Start of READING TEXT
You don’t have to be an Apple fanboy or fangirl to give Apple Inc. credit for redefining mobile gadgetry and its surrounding industries. First the company used the iPod to reshape the music industry and strongly influence how we acquire and consume tunes. Just count the number of people wearing iPod-connected earbuds in a subway car. Then the iPhone rewrote the cellular telephone industry manual, while opening the world’s eyes to the potential of being connected to the Internet nearly everywhere, all the time. It’s happening again with the iPad, where electronic publishing is evolving right before our eyes.
Although the iPhone was an early success with just the workable but limited set of Apple-supplied applications that came with the phone, programmers couldn’t wait to get their hands on the platform. The first word that Apple let drop about third-party developers, however, landed with a bit of a thud: they were graciously allowed to create web apps. Sure, the iPhone’s WebKit-based browser let creative HTML, CSS, and JavaScript programmers create far more than dull web pages, but the apps still faced frustrating limits compared to Apple’s native apps.
It took some additional months, but Apple eventually released a genuine software development kit (SDK) to allow third-party programmers to create native applications for what was then called the iPhone OS. Part of Apple’s task was also creating the App Store to distribute apps—yet another industry-transforming effort. Many existing Mac OS X developers rejoiced because the iPhone OS was derived from Mac OS X. The iPhone SDK was based on the same Xcode tools that Mac developers had been using for some time. The language of choice was Objective-C.
As a happy iPhone early adopter, I eagerly awaited the iPhone SDK. Unfortunately, despite my years of being a dedicated Mac user since 1984 and a scripter since 1987 and the HyperCard days, I had never done any Mac OS X programming. I didn’t know much about C and next to nothing about Objective-C. Still, I thought perhaps my years of experience in JavaScript would be of some help. After all, at one time I even learned enough Java to write a small browser applet to demonstrate how JavaScript code in a web page can communicate with the applet. At least I knew what a compiler did.
End of READING TEXT
Start of GIVEN ENTRIES
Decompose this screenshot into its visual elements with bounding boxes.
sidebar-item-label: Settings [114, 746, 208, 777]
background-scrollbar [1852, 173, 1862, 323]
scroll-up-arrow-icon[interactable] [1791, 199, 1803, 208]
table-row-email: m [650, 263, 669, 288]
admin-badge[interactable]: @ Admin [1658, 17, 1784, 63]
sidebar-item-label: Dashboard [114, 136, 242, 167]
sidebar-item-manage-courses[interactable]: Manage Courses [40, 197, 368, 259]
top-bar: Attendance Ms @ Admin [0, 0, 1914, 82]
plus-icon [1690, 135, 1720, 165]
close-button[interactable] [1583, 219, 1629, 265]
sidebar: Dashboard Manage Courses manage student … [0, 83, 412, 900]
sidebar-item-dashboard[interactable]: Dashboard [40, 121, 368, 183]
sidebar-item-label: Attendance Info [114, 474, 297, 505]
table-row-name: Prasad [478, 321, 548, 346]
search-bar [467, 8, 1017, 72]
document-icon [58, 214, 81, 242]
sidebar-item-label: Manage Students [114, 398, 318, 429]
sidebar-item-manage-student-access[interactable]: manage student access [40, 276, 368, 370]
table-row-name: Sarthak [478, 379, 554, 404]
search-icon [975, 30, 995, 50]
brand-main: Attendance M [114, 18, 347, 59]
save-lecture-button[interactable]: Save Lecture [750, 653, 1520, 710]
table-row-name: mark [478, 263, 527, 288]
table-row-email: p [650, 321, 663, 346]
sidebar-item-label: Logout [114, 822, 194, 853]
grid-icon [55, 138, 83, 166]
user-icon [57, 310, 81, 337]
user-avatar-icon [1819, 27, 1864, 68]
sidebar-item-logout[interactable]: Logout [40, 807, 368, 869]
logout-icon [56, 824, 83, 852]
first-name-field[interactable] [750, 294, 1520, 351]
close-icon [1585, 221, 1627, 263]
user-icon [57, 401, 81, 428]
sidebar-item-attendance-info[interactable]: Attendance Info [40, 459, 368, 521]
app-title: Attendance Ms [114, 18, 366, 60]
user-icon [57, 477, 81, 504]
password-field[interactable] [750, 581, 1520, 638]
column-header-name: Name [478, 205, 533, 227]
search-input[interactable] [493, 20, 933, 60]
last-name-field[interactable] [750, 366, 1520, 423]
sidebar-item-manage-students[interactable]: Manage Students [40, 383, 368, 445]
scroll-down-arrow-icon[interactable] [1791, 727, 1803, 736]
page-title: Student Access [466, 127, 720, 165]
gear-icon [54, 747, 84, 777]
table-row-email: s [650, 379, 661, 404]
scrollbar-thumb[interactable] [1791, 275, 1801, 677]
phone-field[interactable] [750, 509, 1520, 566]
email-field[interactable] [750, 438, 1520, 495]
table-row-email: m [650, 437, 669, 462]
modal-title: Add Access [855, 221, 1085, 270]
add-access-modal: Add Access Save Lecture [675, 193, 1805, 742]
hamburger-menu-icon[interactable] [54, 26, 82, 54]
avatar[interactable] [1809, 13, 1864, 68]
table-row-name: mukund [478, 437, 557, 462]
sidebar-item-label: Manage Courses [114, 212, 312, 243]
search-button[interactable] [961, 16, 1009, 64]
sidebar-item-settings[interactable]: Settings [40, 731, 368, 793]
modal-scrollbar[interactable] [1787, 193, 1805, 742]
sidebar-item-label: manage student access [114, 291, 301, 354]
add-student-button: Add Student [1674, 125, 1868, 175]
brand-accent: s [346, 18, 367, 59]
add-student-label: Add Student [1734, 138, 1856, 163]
End of GIVEN ENTRIES
** WORK REQUEST A **
Decide whether each statement agrees with the text about Apple's mobile platforms, answering yes or no and quoting the words that settle it: (i) The iPhone SDK relied on the same Xcode tools Mac developers already used. (ii) Apple's first offer to third-party developers was permission to build native apps. (iii) The writer had done Mac OS X programming before the iPhone SDK arrived.
** WORK REQUEST B **
Return the part of the text about Apple's mobile platforms that opens with the words containing "You don’t have" and closes with "before our eyes.".
The records are separate material and do not belong to the text about Apple's mobile platforms.

** EXERCISE ANSWER A **
(i) Yes: "The iPhone SDK was based on the same Xcode tools that Mac developers had been using for some time."
(ii) No: "they were graciously allowed to create web apps."
(iii) No: "I had never done any Mac OS X programming."

** EXERCISE ANSWER B **
You don’t have to be an Apple fanboy or fangirl to give Apple Inc. credit for redefining mobile gadgetry and its surrounding industries. First the company used the iPod to reshape the music industry and strongly influence how we acquire and consume tunes. Just count the number of people wearing iPod-connected earbuds in a subway car. Then the iPhone rewrote the cellular telephone industry manual, while opening the world’s eyes to the potential of being connected to the Internet nearly everywhere, all the time. It’s happening again with the iPad, where electronic publishing is evolving right before our eyes.